[Listings of boxed layout entries]
──────────

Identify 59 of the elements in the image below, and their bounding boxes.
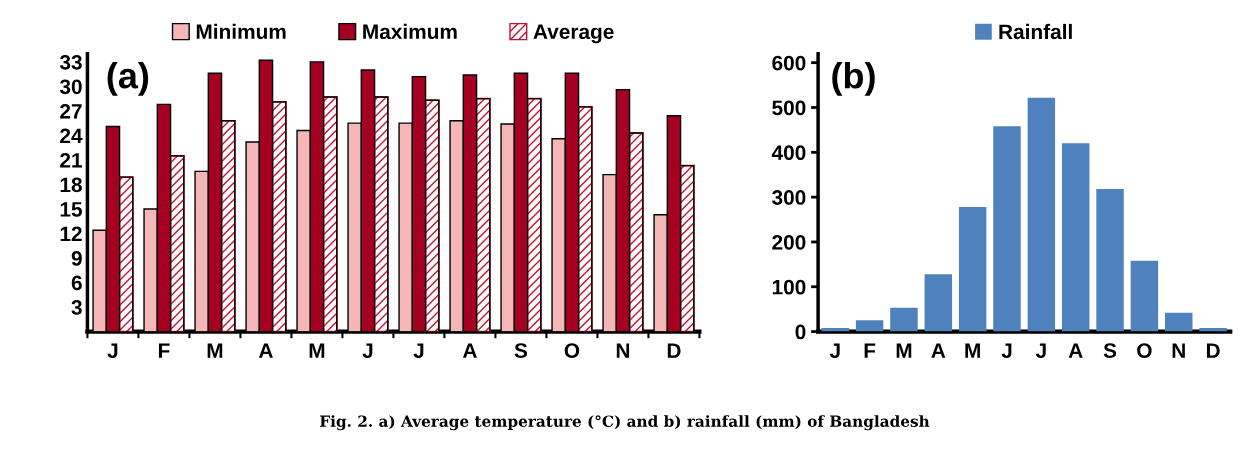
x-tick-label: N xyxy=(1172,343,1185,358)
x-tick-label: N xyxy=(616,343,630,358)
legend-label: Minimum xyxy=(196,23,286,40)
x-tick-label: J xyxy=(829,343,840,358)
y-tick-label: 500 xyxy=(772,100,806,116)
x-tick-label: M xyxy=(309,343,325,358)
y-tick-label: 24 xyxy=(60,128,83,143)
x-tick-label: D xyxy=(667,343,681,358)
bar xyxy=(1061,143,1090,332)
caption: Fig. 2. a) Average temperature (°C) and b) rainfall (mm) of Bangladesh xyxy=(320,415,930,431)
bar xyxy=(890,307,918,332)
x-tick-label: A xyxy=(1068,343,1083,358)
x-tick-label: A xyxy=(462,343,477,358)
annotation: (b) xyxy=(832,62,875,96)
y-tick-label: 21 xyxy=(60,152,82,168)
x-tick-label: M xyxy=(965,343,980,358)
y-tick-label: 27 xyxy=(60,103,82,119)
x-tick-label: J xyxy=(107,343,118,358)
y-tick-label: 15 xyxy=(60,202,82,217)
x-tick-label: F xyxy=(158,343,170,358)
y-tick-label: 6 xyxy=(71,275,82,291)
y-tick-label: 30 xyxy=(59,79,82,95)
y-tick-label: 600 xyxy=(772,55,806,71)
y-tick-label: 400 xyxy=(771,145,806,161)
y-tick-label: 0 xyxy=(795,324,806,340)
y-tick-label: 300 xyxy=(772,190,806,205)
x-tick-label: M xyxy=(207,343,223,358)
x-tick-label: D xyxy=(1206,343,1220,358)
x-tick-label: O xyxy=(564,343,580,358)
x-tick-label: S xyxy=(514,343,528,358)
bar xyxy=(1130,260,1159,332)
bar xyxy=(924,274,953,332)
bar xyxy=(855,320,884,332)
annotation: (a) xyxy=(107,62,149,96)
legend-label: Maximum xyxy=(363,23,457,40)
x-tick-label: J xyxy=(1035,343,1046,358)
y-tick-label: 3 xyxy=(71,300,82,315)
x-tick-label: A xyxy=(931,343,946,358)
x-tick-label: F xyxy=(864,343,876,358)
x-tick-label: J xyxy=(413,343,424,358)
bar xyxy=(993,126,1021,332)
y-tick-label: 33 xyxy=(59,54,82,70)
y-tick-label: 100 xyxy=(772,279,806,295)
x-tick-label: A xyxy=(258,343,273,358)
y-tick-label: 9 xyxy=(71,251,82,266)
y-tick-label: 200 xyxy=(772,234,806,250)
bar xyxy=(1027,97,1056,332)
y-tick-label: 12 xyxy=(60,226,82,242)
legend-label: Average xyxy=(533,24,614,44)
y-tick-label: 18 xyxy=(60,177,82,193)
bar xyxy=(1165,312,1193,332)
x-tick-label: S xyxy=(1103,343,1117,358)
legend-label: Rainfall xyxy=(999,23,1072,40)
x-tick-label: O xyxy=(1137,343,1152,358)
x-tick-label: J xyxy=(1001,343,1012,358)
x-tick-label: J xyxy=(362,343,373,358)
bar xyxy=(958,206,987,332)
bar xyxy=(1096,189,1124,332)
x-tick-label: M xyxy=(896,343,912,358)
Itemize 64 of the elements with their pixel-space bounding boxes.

──────────

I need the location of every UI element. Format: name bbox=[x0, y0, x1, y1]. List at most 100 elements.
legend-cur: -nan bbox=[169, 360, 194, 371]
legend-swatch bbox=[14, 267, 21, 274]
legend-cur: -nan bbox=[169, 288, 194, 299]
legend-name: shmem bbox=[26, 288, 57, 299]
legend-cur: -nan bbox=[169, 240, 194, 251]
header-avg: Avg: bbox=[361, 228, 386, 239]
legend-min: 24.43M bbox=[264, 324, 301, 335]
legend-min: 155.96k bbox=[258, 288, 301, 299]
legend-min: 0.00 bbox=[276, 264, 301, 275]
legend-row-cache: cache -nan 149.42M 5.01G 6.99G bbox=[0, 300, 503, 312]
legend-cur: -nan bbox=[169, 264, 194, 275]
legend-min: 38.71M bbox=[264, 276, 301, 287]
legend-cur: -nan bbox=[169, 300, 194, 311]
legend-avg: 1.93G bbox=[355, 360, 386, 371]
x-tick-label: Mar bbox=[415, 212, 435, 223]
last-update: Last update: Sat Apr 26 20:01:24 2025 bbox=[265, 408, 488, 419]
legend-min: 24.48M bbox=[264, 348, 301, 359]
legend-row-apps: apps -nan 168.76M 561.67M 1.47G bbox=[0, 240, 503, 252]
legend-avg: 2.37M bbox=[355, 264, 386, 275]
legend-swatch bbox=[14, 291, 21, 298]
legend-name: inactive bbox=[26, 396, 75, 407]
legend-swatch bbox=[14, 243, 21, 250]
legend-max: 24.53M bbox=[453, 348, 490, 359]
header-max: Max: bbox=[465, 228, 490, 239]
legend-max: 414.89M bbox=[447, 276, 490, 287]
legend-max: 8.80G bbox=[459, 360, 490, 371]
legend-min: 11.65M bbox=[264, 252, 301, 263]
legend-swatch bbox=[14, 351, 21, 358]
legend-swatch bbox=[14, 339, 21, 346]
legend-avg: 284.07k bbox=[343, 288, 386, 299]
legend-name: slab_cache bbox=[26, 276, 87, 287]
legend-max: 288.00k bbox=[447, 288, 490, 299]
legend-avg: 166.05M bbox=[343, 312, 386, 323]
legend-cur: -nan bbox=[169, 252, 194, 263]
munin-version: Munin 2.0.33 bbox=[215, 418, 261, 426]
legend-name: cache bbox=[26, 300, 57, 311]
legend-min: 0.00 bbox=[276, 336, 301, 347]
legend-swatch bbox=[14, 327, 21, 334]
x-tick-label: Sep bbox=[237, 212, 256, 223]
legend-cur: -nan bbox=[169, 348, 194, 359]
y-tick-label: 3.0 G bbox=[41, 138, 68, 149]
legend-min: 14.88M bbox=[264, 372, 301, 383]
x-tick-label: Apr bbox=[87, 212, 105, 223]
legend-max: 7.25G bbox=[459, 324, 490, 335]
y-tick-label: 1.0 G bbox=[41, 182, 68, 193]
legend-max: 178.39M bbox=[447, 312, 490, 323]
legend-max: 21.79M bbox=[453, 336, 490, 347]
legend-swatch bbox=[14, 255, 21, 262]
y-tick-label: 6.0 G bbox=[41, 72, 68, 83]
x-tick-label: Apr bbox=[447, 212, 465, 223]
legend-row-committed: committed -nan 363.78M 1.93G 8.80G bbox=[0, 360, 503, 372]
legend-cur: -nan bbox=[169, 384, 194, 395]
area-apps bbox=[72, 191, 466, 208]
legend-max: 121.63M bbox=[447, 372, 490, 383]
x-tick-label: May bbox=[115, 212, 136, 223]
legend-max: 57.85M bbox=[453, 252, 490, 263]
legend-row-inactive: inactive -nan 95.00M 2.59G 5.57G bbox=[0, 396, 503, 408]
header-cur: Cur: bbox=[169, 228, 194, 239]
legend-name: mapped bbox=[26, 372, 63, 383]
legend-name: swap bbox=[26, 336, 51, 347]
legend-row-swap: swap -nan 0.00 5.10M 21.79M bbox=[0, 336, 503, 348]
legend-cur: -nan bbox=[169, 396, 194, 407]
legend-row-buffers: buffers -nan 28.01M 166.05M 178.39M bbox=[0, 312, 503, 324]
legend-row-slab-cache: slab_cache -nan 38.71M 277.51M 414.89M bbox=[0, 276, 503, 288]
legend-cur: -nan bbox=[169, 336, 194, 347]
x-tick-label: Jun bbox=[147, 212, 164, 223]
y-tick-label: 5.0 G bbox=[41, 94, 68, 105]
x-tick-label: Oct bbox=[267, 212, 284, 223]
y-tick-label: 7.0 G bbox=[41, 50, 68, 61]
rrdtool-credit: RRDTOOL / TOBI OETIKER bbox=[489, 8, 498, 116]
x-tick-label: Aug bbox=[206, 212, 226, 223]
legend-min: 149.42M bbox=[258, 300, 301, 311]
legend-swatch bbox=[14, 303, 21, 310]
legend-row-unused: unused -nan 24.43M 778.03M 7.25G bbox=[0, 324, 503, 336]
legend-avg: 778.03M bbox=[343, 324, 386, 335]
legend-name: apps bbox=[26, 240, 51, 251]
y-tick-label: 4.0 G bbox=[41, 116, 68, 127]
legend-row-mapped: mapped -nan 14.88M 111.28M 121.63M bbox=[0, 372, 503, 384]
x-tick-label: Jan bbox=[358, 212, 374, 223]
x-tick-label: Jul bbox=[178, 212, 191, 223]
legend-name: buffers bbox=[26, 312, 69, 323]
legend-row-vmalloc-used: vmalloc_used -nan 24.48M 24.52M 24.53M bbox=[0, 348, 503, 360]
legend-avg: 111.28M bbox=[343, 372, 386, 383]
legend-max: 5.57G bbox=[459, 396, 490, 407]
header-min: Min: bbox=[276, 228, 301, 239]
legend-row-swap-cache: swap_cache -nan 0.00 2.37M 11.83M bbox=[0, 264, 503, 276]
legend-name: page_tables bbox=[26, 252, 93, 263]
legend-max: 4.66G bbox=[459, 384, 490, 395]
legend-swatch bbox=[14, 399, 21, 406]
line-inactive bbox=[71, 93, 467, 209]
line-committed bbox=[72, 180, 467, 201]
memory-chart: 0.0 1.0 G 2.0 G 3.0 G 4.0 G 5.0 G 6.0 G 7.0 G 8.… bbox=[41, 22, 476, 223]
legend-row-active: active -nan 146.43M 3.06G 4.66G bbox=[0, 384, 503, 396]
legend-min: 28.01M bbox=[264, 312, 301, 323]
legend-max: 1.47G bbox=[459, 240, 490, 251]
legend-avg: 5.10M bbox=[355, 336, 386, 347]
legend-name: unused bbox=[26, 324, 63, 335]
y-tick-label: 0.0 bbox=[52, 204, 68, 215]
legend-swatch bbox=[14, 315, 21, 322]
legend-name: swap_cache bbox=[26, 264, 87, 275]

──────────

• **Description of the task**:
Print the lines from the one containing "I need the location" through the one containing "legend-max: 8.80G bbox=[459, 360, 490, 371]", including both, and reproduce each one verbatim.

• **Final result**:
I need the location of every UI element. Format: name bbox=[x0, y0, x1, y1]. List at most 100 elements.
legend-cur: -nan bbox=[169, 360, 194, 371]
legend-swatch bbox=[14, 267, 21, 274]
legend-cur: -nan bbox=[169, 288, 194, 299]
legend-name: shmem bbox=[26, 288, 57, 299]
legend-cur: -nan bbox=[169, 240, 194, 251]
header-avg: Avg: bbox=[361, 228, 386, 239]
legend-min: 24.43M bbox=[264, 324, 301, 335]
legend-min: 155.96k bbox=[258, 288, 301, 299]
legend-min: 0.00 bbox=[276, 264, 301, 275]
legend-row-cache: cache -nan 149.42M 5.01G 6.99G bbox=[0, 300, 503, 312]
legend-cur: -nan bbox=[169, 264, 194, 275]
legend-min: 38.71M bbox=[264, 276, 301, 287]
legend-cur: -nan bbox=[169, 300, 194, 311]
legend-avg: 1.93G bbox=[355, 360, 386, 371]
x-tick-label: Mar bbox=[415, 212, 435, 223]
last-update: Last update: Sat Apr 26 20:01:24 2025 bbox=[265, 408, 488, 419]
legend-min: 24.48M bbox=[264, 348, 301, 359]
legend-row-apps: apps -nan 168.76M 561.67M 1.47G bbox=[0, 240, 503, 252]
legend-avg: 2.37M bbox=[355, 264, 386, 275]
legend-swatch bbox=[14, 291, 21, 298]
legend-name: inactive bbox=[26, 396, 75, 407]
legend-swatch bbox=[14, 243, 21, 250]
legend-max: 24.53M bbox=[453, 348, 490, 359]
header-max: Max: bbox=[465, 228, 490, 239]
legend-max: 414.89M bbox=[447, 276, 490, 287]
legend-max: 8.80G bbox=[459, 360, 490, 371]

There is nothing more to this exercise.